§ **PROBLEM DESCRIPTION**: Pick out all lines of the entries that include the word "ними" and copy them.

Saved entries
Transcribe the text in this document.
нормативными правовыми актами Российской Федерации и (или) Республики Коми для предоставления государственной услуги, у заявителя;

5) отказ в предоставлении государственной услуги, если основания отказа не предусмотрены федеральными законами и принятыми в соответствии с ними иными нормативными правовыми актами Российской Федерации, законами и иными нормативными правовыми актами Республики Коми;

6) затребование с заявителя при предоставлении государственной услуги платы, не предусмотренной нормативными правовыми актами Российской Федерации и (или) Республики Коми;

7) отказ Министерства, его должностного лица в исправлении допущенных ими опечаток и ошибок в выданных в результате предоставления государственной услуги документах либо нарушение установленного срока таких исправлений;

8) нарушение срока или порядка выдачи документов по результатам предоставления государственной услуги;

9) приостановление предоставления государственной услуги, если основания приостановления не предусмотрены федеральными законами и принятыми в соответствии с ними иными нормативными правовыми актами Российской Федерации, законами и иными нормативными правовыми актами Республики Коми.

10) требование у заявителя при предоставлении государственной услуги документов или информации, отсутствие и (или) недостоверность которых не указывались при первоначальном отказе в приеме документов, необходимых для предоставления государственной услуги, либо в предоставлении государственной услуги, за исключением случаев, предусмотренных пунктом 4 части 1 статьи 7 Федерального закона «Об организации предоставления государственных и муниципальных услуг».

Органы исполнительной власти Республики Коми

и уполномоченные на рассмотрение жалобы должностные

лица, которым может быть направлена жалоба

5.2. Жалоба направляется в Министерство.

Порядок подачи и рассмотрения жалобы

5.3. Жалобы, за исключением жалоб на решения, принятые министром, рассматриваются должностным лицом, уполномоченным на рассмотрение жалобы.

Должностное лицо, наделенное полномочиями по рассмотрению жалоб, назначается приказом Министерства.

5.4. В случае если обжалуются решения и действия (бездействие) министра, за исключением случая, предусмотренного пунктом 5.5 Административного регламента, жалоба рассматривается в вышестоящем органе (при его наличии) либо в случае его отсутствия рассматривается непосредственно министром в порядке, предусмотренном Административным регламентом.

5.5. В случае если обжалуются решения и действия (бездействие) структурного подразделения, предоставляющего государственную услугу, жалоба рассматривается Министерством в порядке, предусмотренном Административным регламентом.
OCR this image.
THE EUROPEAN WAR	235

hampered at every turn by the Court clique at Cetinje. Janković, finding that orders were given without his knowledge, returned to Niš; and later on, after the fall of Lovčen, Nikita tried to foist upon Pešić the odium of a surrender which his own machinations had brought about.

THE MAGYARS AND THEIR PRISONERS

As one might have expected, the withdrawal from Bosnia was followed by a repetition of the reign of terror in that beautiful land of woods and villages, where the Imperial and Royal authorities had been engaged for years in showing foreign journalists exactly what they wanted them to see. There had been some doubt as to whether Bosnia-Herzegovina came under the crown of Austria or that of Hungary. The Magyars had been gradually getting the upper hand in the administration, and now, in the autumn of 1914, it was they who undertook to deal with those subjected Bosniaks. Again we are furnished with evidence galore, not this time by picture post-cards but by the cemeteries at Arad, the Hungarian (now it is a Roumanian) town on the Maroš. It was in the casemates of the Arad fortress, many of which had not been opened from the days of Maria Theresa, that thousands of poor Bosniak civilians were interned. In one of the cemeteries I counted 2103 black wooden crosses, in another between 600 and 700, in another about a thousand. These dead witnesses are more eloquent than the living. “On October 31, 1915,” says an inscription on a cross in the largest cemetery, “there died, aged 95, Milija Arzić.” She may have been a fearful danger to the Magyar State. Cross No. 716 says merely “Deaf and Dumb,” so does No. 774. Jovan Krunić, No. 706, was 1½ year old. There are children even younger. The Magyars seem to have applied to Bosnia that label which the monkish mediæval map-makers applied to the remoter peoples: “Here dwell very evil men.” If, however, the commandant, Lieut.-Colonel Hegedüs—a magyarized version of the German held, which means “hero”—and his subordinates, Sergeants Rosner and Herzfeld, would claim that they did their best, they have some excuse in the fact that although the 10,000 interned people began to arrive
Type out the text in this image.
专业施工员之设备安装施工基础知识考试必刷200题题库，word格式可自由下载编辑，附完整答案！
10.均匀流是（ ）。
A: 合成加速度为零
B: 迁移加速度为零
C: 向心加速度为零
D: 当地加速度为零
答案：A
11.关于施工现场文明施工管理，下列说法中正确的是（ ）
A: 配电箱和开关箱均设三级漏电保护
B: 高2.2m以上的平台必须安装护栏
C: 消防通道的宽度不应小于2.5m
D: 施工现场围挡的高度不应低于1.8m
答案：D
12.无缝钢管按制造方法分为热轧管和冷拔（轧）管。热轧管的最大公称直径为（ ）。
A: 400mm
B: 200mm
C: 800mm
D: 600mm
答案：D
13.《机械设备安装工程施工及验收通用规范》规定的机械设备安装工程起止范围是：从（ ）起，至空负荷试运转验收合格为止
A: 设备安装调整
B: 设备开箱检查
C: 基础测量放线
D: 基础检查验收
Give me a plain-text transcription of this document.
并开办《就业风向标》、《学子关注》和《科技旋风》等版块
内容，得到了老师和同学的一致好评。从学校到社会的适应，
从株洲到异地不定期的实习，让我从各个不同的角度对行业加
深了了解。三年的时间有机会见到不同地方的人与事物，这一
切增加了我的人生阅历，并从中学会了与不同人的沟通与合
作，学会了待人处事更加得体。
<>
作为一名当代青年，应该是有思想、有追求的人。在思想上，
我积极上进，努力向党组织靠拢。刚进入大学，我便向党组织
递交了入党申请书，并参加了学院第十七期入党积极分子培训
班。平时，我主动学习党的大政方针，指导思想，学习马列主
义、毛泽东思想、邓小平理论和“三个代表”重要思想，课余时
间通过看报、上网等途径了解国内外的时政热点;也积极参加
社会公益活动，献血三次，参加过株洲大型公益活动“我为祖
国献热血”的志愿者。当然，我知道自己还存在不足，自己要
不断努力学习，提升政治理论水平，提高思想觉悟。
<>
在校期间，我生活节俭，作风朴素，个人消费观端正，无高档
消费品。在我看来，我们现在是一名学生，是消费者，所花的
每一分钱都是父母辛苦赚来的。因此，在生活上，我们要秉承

§ **WRITTEN SOLUTION**:
5) отказ в предоставлении государственной услуги, если основания отказа не предусмотрены федеральными законами и принятыми в соответствии с ними иными нормативными правовыми актами Российской Федерации, законами и иными нормативными правовыми актами Республики Коми;
9) приостановление предоставления государственной услуги, если основания приостановления не предусмотрены федеральными законами и принятыми в соответствии с ними иными нормативными правовыми актами Российской Федерации, законами и иными нормативными правовыми актами Республики Коми.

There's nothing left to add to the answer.